> [Page excerpt]
-=-=-

Depending on how you said this, this could be a very triggering comment for him. Because you are essentially saying that you will take a job that will potentially lower your quality of life (in terms of holidays), certainly for the foreseeable future. What position does that place him in? It basically either forces him to say 'don't worry, I'll pay for you', or it forces him to say ' well my holidays (assuming he takes nice ones) are important to me and I'll go on my own if you can't afford it' or 'thats ok, I'm prepared to compromise my lifestyle too to accommodate your lower income'.

Neither one of those is 'winning' for him if you step back and look at life through his lens. I do appreciate the fact that he asked you to marry him etc but again playing devils advocate, he could very well be sitting there thinking 'are you kidding me, I married her thinking she was polar opposite to my EW and as soon as she gets the ring, she's expecting me to be the cash point'. (I'm a nice person, but if I'd been cleaned out via divorce, that would be my instinctive response).

-=-=-

[Saved data entries]
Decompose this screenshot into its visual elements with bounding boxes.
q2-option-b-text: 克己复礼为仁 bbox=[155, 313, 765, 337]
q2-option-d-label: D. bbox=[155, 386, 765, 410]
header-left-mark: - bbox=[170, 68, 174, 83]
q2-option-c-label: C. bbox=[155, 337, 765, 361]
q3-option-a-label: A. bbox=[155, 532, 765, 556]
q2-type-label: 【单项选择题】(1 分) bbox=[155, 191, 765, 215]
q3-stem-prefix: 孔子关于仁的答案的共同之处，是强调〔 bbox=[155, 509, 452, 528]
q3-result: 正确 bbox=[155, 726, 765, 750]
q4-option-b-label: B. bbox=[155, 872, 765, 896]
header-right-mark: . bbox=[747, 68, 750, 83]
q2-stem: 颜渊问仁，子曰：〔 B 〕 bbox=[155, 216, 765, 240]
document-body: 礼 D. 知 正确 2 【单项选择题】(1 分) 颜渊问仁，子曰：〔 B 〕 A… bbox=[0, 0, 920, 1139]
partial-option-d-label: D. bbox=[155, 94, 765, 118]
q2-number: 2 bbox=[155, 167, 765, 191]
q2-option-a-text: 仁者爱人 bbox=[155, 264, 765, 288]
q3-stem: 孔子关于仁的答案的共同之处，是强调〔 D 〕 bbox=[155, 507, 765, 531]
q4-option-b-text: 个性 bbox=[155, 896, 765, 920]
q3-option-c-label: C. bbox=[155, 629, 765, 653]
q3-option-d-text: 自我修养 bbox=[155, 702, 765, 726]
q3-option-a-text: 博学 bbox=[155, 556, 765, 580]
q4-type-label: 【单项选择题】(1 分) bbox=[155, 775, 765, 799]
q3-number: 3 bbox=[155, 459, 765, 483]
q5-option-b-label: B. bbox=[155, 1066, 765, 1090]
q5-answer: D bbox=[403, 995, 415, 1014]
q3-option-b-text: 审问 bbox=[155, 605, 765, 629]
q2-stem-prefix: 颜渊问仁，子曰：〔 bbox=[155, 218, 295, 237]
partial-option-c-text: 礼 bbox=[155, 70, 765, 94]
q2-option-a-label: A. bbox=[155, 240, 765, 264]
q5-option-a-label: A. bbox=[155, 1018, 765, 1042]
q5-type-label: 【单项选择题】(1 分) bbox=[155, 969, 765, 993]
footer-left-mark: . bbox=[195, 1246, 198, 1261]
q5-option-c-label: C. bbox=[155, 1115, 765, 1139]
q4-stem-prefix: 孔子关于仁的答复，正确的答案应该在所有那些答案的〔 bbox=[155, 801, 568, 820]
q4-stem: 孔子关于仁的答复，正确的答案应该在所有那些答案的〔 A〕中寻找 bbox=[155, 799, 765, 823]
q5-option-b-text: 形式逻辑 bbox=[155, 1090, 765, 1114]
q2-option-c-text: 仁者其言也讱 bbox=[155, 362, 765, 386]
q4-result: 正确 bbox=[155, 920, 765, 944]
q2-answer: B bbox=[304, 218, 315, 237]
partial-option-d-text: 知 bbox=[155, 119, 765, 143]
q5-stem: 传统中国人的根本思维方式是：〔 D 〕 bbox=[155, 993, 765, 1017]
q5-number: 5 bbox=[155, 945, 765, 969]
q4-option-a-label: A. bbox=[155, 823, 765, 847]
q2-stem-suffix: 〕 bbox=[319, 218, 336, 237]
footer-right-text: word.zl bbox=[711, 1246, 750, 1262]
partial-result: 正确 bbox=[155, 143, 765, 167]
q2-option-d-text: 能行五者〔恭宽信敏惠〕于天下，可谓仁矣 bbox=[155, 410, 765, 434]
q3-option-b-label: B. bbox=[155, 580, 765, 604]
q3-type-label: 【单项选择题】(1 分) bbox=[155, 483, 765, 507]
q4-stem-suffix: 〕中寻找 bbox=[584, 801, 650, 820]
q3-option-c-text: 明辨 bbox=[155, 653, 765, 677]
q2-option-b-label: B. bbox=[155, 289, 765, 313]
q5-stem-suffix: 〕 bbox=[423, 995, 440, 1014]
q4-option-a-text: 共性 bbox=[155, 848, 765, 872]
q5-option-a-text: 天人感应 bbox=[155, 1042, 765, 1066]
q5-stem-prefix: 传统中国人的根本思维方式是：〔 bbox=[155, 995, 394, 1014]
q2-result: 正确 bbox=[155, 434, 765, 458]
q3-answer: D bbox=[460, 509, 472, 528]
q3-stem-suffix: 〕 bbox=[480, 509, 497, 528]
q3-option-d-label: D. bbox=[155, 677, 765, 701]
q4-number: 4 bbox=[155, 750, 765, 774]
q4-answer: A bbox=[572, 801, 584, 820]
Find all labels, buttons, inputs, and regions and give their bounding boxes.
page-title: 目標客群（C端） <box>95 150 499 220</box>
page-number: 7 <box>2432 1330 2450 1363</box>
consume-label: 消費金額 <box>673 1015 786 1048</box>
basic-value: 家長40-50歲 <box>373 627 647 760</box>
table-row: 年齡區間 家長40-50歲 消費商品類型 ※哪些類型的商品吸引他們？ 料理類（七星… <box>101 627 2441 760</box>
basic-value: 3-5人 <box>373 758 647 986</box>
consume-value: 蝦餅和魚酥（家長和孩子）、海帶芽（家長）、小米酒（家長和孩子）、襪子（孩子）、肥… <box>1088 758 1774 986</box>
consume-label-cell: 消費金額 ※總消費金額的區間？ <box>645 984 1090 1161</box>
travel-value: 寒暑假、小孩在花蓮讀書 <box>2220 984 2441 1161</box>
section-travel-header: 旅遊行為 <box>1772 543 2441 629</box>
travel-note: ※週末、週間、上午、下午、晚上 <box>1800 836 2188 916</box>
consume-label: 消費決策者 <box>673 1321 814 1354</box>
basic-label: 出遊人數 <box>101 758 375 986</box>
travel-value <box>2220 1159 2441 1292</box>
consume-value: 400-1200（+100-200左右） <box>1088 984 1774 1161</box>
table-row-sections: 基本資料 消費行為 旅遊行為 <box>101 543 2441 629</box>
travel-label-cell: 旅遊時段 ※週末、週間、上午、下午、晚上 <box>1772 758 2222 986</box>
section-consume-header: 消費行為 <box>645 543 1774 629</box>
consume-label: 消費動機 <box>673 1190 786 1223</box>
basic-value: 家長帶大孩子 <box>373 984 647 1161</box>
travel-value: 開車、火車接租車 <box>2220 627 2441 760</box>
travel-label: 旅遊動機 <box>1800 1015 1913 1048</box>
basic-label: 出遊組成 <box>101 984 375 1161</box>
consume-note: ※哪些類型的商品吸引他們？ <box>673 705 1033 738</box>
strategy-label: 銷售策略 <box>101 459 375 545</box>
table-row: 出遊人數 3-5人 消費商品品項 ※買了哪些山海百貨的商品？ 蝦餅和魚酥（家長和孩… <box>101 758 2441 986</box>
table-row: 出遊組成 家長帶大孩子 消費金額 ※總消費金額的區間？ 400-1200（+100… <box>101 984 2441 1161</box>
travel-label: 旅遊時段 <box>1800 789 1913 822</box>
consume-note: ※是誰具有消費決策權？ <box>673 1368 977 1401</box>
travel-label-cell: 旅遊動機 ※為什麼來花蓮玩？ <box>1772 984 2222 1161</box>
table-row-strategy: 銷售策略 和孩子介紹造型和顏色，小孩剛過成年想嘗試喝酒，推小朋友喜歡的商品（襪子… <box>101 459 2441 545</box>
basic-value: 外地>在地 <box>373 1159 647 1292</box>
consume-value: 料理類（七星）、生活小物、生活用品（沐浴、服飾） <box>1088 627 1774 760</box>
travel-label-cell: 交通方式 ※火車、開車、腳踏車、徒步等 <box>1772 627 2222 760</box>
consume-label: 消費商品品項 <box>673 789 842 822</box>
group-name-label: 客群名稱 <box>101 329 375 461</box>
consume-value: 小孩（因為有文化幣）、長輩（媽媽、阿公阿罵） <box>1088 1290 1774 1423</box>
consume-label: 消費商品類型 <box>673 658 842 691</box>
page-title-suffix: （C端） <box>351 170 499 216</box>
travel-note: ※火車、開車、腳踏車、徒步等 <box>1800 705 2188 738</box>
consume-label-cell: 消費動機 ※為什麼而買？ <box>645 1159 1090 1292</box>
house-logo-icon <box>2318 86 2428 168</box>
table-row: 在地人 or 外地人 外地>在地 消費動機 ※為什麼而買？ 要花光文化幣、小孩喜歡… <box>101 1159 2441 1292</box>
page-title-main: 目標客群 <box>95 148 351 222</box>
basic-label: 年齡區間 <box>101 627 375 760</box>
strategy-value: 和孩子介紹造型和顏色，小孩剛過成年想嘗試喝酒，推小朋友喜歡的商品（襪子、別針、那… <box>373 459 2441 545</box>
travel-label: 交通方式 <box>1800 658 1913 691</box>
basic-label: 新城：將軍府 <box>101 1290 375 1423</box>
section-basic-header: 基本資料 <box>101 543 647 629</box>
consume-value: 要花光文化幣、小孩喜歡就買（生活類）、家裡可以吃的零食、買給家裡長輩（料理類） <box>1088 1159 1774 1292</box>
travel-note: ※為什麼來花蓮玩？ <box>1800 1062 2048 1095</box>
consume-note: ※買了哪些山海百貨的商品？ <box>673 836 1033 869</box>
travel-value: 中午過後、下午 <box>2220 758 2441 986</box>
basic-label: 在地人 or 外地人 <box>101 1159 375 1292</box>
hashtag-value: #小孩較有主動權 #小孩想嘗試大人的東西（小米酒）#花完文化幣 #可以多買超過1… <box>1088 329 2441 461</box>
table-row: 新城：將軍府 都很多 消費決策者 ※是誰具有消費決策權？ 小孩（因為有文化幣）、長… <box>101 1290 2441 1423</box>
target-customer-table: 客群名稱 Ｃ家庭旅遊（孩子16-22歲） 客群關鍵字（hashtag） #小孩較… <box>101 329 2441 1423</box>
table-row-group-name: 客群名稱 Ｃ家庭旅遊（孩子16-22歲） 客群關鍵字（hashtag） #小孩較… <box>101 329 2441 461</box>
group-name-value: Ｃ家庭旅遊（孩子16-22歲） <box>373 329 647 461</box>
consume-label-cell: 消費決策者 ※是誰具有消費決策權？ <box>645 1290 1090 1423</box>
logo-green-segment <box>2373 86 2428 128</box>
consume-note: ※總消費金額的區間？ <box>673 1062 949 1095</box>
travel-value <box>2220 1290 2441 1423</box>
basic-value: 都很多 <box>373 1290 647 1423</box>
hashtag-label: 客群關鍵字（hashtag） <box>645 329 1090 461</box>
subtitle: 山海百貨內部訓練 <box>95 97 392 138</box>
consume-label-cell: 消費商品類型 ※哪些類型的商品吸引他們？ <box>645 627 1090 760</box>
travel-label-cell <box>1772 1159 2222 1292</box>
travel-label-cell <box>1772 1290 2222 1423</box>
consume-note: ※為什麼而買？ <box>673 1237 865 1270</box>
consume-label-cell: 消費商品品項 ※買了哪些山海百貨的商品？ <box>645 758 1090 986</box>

-=-=-

> [Problem 1]
Render this sentence from the excerpt on money and marriage into Spanish: "Neither one of those is 'winning' for him if you step back and look at life through his lens."
> [Problem 2]
Carry on the excerpt on money and marriage from its final sentence.

> [Result 1]
Ninguna de esas es una "victoria" para él si das un paso atrás y miras la vida desde su perspectiva.

> [Result 2]
His point could very well be, 'if you respected our values and your vows, then you wouldn't even think of coming to me with this. Why do you expect me to compromise my lifestyle, or fork out more money because you are making the choices you are? You have the money (and you do), make some changes and compromises yourself. You can't have it all'.

TooSassy · 18/10/2018 10:23

I still think if this was the situation reversed (and it was a woman posting in your DH's position), the responses would be VERY different.

My advice would be this. As opposed to outlining your thoughts on this, why don't you ask him how he feels about this all? Why don't you try and figure out what's going on in his head? Digest it and then think about whats next.

If you push someone who is overwhelmed/ has baggage from divorce, that can very easily backfire. Conversations can go south very quickly and money after divorce is a very emotive topic for many.

UnicornSparkles1 · 18/10/2018 10:39

Good luck OP, I hope your talk goes well tonight Flowers

AnnaKat75 · 18/10/2018 11:38

@TooSassy, again I get your point. But, as I've repeatedly said when you marry someone you undertake to take the good with the bad. At least that's always been my understanding of marriage. I stuck my first marriage out for years for this very reason until it hit one affair too many on the part of my exh.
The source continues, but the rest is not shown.